▸ DIRECTIVES:
1/ Please say whether each statement below agrees with the aquarium lighting thread, answering yes or no and quoting the deciding words of the thread: (a) willyg1631 plans to keep Mbuna with no plants; (b) chazeltine paid full price for the Fluval lights; (c) ken31cay uses the Current USA Satellite Plus PRO on a 90-gallon tank.
2/ Carry on the aquarium lighting thread from its last line.

▸ PAGE TEXT:
[start]

# Lighting recommendations please



## willyg1631 (Feb 18, 2020)

About to order a Red Sea 350 which is L48"xh21"x w20". Need lighting so would appreciate your suggestions. 
Like like the look and the endless functions of the Current USA Satellite Plus PRO LED Light Fixture - 48" - 60" but its big $$.

What do you think? Bill
Mbuna no plants


----------



## ken31cay (Oct 9, 2018)

willyg1631 said:


> Like the look and the endless functions of the Current USA Satellite Plus PRO


This is what I have on my 180gal. It's decent I guess.


----------



## chazeltine (Oct 30, 2019)

I just bought two of the Fluval marine and sea LEDs from my local petco for my 90 gallon, the fixture itself is 48". They were on clearance for $62 a piece, love the features of being able to control it on your phone.


----------



## Cosi (Apr 1, 2020)

[end]

▸ RECORDED DATA:
[start]

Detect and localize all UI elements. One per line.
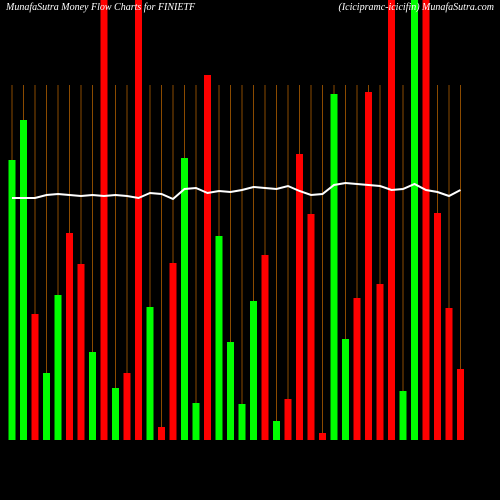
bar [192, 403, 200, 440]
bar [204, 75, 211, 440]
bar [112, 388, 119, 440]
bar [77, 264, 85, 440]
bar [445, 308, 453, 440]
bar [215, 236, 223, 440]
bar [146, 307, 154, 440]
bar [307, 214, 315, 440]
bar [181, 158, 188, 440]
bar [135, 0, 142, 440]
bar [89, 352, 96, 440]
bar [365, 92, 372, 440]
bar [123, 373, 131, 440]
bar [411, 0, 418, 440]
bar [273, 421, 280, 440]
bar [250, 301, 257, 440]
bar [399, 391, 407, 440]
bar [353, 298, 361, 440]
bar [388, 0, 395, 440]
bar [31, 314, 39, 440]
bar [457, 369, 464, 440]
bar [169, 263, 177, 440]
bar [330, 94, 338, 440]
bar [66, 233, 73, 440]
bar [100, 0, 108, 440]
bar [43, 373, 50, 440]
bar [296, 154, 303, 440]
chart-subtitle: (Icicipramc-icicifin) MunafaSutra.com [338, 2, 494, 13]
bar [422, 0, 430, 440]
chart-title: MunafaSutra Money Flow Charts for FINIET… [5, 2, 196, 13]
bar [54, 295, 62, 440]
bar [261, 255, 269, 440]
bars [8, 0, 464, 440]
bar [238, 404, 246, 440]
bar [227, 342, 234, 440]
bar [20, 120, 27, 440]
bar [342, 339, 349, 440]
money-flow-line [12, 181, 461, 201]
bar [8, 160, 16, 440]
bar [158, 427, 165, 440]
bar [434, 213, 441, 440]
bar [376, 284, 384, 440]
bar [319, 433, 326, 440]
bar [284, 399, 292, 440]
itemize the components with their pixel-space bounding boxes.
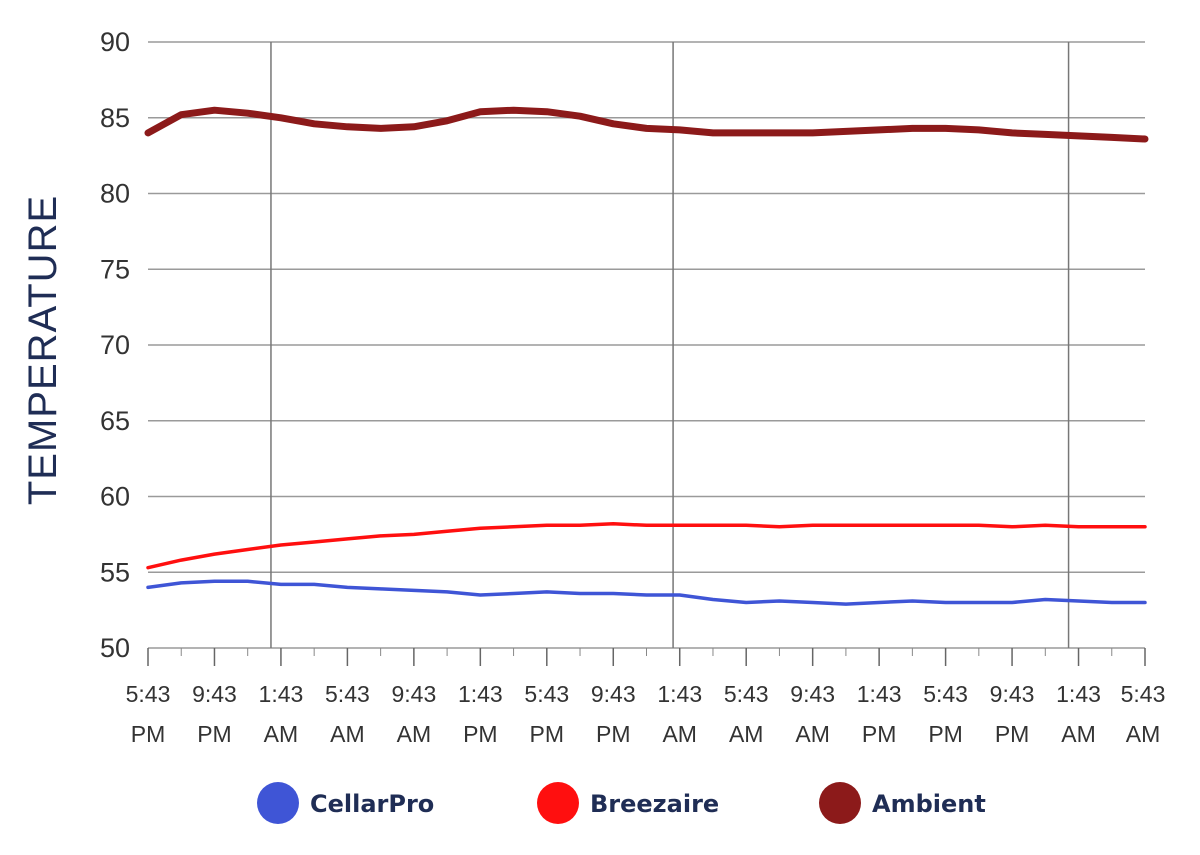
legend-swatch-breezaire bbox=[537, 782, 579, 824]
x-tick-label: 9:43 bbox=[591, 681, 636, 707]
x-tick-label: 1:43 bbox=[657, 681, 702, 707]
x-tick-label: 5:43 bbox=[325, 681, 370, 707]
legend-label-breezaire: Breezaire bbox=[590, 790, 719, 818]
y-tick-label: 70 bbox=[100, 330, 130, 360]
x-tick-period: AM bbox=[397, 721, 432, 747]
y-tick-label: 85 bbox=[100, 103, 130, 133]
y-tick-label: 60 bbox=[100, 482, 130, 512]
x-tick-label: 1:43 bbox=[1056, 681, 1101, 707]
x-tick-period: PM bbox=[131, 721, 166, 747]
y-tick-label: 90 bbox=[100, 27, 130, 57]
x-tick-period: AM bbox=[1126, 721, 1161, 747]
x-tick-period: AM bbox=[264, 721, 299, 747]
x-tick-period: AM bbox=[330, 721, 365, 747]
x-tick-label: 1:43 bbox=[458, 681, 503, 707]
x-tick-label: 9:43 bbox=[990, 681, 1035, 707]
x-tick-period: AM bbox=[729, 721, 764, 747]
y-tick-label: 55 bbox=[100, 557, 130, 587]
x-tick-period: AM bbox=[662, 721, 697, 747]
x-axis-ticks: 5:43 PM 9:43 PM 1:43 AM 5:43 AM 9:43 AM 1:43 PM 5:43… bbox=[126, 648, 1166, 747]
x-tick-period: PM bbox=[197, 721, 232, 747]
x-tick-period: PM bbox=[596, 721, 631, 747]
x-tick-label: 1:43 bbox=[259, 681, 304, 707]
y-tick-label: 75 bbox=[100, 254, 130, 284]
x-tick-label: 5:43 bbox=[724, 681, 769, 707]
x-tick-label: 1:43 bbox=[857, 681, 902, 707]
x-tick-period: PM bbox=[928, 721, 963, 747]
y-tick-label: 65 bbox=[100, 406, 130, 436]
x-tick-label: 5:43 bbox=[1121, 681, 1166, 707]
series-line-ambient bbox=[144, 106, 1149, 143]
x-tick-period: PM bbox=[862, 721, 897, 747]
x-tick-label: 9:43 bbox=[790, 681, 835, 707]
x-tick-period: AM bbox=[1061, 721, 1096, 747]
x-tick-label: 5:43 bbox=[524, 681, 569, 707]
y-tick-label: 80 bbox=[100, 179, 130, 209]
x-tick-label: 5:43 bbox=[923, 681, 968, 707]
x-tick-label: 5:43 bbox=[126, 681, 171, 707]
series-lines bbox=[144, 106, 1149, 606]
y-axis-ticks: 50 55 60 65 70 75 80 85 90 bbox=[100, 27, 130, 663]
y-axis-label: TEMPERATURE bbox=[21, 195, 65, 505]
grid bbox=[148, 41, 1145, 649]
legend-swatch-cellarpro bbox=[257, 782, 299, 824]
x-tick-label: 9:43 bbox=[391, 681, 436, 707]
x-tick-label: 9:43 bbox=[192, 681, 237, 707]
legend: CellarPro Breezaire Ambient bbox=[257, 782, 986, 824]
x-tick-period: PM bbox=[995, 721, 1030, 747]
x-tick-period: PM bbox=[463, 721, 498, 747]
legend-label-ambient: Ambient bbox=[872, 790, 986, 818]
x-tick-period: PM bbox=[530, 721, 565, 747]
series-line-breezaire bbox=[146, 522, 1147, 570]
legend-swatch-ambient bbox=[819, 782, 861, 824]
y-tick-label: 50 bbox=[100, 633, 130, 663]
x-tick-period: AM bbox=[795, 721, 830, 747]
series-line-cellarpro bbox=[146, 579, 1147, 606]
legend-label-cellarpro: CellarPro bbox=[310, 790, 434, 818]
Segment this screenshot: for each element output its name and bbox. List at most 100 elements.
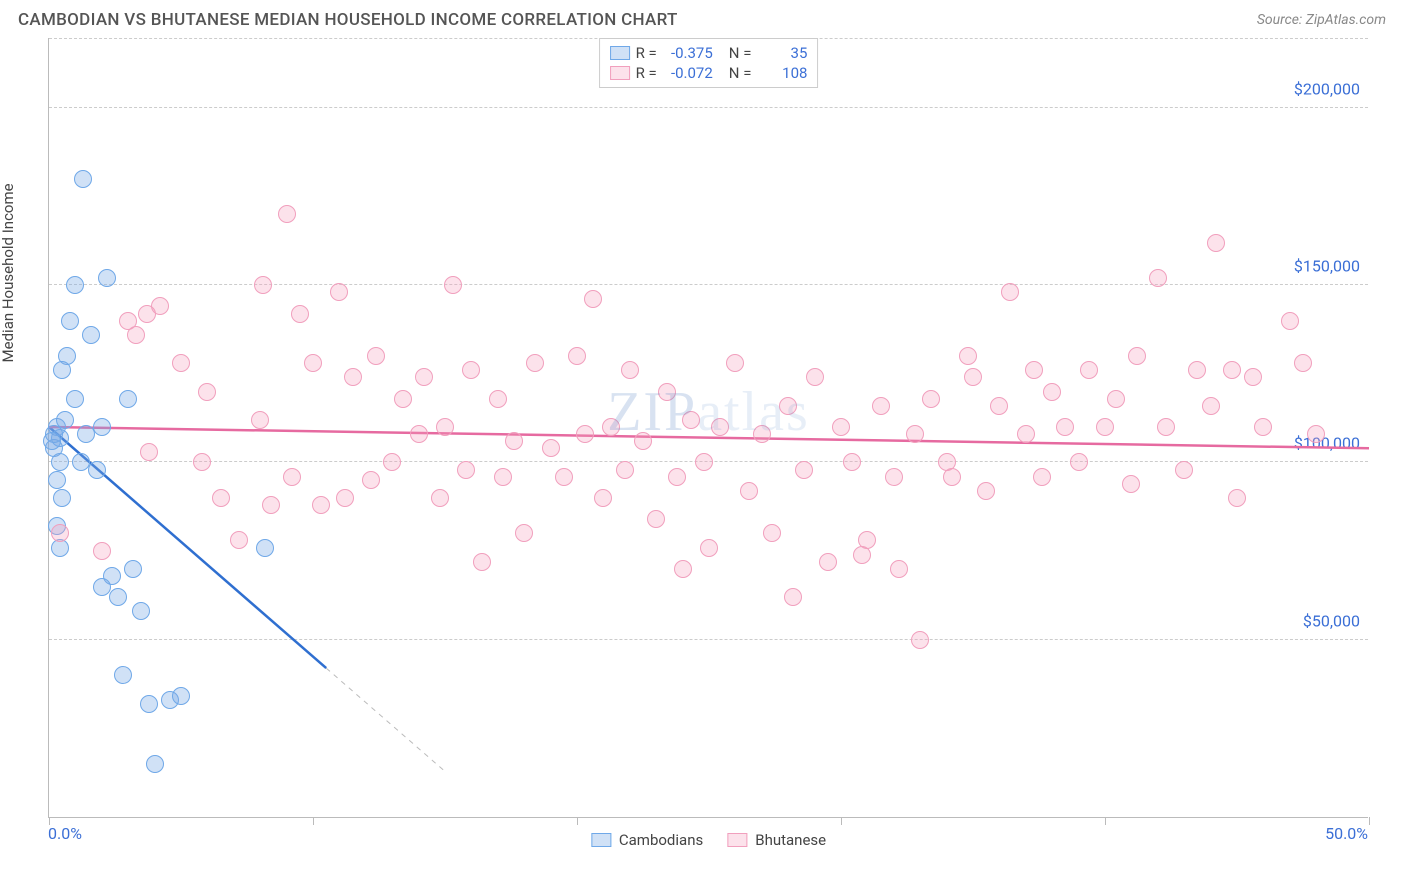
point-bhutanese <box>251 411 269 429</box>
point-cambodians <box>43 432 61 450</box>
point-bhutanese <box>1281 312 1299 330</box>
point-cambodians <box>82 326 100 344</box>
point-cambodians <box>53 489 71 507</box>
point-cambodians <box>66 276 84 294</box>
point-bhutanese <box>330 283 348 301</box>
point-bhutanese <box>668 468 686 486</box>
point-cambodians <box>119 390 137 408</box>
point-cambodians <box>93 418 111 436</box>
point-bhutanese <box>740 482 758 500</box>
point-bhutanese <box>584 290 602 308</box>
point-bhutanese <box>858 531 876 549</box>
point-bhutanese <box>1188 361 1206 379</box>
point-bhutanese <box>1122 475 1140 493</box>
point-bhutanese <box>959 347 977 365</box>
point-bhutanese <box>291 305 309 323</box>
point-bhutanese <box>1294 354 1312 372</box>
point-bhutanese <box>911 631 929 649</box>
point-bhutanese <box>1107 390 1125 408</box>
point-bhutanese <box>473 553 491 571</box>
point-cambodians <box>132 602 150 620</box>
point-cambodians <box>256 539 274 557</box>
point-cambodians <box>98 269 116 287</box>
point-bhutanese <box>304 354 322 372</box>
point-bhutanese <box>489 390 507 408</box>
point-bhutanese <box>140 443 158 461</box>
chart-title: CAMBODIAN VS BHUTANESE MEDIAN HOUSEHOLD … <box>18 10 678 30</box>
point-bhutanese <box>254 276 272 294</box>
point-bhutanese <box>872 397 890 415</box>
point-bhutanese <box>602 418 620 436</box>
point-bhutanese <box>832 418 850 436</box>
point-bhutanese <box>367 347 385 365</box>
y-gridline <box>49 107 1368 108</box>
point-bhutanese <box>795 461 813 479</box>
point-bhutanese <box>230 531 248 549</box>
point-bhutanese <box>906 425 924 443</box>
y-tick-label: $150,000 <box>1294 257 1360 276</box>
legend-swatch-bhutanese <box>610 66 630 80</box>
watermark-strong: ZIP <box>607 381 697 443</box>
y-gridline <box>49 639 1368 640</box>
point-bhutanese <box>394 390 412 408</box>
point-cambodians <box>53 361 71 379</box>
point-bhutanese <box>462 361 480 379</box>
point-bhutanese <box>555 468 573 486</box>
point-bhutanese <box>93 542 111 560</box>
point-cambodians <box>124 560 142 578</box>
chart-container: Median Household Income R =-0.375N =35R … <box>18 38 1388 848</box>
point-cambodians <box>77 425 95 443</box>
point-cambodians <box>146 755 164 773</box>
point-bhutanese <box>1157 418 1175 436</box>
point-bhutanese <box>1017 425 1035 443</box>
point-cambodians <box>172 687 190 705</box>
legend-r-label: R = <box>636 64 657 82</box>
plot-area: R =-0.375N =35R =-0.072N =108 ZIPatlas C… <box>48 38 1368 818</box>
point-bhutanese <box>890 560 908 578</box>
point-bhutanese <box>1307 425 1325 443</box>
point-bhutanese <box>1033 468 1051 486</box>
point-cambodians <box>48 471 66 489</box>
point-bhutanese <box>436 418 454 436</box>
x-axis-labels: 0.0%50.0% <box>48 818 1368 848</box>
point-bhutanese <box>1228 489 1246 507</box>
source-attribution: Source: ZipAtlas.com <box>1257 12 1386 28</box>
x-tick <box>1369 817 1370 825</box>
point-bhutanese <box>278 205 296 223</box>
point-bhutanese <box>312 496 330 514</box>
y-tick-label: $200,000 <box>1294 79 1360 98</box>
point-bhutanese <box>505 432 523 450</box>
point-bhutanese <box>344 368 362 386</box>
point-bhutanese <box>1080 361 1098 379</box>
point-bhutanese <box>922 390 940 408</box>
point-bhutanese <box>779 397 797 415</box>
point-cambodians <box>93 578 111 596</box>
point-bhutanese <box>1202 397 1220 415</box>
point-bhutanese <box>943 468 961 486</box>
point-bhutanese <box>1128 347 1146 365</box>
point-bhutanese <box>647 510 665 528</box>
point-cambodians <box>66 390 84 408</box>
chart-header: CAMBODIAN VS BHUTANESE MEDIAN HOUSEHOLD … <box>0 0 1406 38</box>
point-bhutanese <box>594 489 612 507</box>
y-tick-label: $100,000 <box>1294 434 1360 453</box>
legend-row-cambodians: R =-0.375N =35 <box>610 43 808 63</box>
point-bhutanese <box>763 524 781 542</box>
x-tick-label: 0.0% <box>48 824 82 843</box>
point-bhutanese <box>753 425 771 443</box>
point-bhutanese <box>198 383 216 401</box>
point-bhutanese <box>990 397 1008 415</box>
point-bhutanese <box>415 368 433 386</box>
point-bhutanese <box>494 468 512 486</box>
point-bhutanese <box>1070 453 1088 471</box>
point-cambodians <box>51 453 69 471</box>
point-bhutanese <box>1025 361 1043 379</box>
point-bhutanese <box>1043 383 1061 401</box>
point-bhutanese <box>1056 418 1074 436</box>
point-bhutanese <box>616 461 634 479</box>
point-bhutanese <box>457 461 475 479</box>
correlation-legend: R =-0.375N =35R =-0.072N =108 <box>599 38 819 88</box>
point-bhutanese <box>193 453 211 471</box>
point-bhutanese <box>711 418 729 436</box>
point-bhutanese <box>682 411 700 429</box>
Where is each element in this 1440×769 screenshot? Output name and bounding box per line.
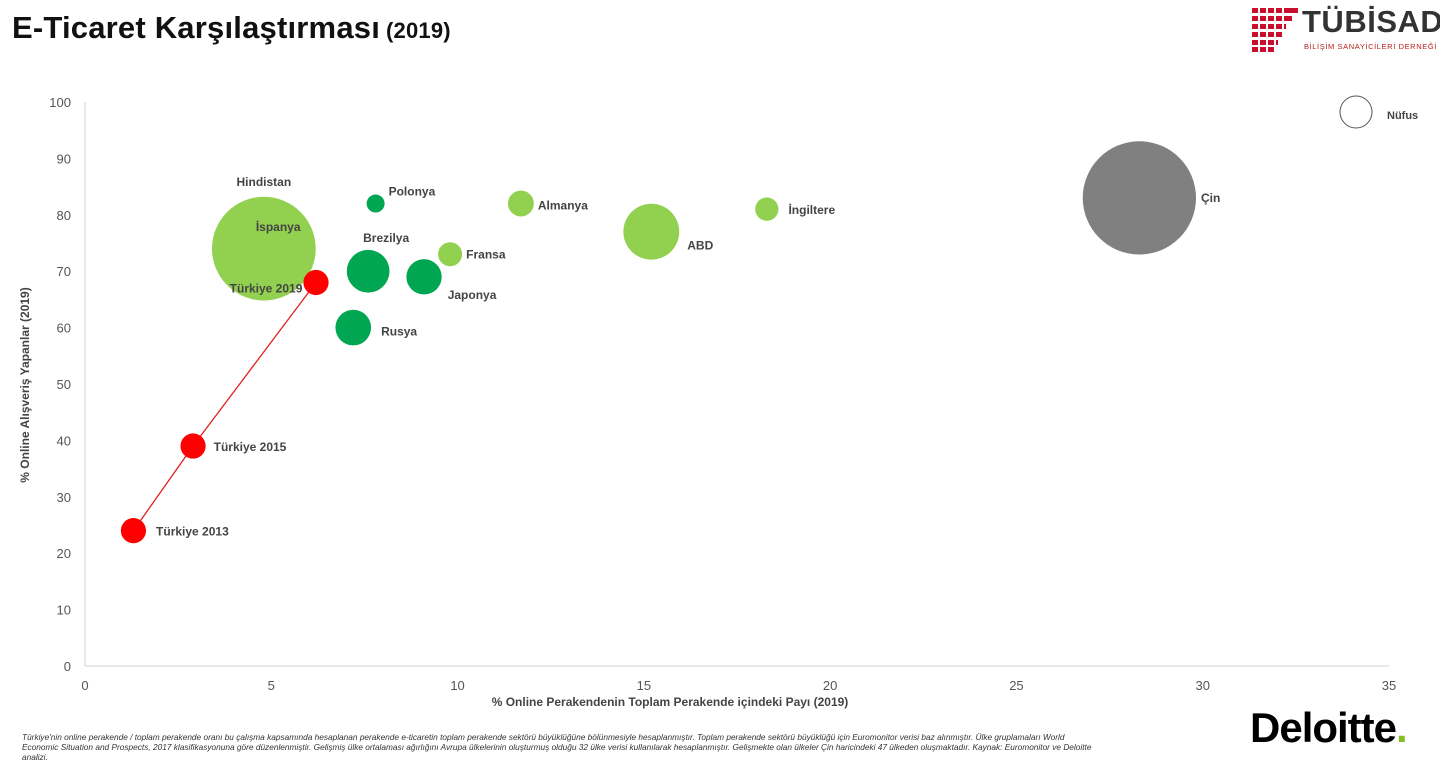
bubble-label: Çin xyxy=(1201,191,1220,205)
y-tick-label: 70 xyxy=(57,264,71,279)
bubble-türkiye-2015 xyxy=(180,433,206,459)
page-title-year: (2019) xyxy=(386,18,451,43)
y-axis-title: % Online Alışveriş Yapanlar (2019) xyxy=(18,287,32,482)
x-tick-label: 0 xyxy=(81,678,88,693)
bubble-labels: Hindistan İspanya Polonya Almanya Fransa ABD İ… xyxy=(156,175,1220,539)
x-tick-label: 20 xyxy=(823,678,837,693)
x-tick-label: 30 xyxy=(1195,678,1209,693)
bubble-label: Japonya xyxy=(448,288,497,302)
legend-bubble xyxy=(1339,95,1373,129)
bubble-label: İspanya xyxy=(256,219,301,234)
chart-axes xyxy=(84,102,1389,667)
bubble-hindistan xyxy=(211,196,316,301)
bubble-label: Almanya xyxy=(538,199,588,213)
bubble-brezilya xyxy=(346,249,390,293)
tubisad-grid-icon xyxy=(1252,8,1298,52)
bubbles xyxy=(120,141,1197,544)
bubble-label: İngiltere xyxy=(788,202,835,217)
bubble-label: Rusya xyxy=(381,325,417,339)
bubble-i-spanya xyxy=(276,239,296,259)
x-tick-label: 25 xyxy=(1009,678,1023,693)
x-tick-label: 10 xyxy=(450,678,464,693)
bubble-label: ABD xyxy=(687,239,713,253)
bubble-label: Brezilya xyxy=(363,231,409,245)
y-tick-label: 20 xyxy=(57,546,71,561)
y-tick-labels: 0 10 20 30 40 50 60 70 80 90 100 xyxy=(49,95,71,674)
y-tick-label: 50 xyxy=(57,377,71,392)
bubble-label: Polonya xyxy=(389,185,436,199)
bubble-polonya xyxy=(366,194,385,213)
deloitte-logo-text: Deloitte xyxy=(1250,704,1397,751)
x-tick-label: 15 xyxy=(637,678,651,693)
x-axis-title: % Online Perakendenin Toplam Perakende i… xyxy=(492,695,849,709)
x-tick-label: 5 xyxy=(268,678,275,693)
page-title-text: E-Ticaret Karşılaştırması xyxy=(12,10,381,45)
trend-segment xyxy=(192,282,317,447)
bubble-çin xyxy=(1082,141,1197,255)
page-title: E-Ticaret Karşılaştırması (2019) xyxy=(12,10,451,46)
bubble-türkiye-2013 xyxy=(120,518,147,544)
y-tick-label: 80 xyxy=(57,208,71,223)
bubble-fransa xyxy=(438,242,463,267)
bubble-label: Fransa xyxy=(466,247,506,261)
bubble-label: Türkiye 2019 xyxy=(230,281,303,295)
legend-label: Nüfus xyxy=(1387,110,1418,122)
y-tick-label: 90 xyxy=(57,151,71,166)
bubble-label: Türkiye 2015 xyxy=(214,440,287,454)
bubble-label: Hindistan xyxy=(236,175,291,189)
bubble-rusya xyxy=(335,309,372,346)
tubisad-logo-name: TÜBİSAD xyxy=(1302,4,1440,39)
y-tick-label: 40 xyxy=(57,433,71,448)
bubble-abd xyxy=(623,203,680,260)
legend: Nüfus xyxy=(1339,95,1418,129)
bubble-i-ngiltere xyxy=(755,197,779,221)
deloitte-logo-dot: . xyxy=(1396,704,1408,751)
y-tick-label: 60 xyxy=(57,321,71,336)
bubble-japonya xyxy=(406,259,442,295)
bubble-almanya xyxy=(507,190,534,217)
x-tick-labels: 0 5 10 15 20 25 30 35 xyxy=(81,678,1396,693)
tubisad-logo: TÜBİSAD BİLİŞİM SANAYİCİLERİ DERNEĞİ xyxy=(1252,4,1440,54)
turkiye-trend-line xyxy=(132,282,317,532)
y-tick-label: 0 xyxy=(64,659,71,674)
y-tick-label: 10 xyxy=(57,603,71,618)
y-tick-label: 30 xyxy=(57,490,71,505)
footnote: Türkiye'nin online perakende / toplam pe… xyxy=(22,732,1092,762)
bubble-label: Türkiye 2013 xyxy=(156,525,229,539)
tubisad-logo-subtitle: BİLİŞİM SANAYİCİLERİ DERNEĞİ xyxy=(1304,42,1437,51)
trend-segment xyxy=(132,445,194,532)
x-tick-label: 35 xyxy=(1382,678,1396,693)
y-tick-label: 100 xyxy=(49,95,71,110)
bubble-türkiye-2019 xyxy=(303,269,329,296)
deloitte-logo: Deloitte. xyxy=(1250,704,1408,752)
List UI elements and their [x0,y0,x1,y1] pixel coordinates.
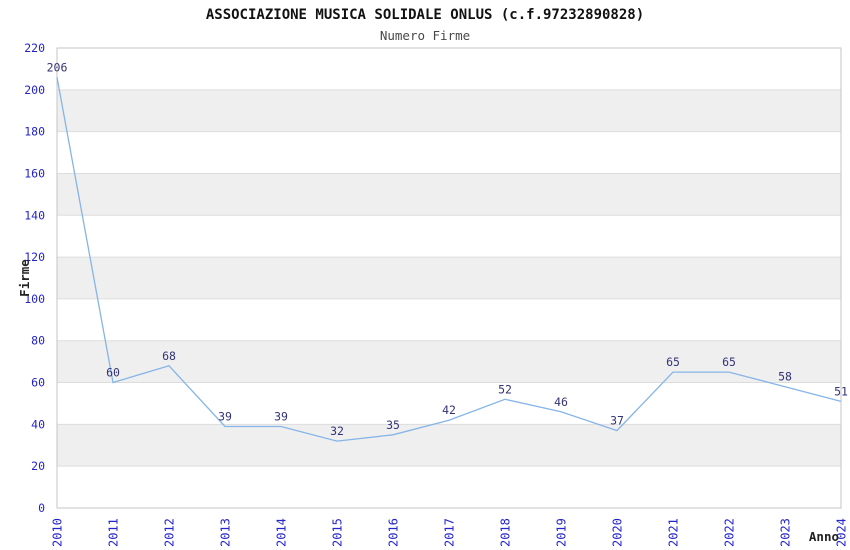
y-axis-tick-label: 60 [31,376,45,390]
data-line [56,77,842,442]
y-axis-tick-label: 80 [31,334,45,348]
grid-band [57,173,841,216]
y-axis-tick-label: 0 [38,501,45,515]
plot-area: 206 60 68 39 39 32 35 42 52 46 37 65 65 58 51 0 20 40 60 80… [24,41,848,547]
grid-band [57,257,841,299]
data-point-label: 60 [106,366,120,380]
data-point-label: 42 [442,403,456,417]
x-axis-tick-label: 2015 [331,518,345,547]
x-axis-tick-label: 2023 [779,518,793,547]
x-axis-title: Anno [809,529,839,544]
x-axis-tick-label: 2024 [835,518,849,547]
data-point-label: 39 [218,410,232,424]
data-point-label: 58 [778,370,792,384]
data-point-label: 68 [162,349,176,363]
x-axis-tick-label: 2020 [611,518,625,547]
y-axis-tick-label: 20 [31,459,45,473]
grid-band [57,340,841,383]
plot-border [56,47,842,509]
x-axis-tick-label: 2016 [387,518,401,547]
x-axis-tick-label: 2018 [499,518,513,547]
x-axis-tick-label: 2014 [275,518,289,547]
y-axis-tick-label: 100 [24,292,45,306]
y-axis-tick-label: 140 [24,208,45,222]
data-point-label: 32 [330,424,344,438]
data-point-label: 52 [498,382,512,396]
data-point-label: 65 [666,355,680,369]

[end]

▸ RESULTS OF THE TASKS:
1/
(a) Yes: "Mbuna no plants"
(b) No: "They were on clearance for $62 a piece"
(c) No: "This is what I have on my 180gal."

2/
I've had Finnex 24/7 Planted plus on my 90 for maybe 4-5years. The newer models allow adjustment of the spectrum and intensity in the 24/7 mode. Mine does not. These are great lights for the money. I'm upgrading the 90 to a 125gal. I just purchased two 36-48" Current USA Satellite Plus Pros for the 125 after a long internal debate. I put one on top of my 90 to compare to my old Finnex. I really like the spectrum and the slight shimmer effect of the 1W diodes on the Current Pro. They really make the colors of my fish look amazing. The light from the Pro penetrates deeper but doesn't have as good as a spread as the Finnex. I'll will he running both on the 125gal. I like to run high light in my unplanted mbuna tanks to grow algae on the rocks.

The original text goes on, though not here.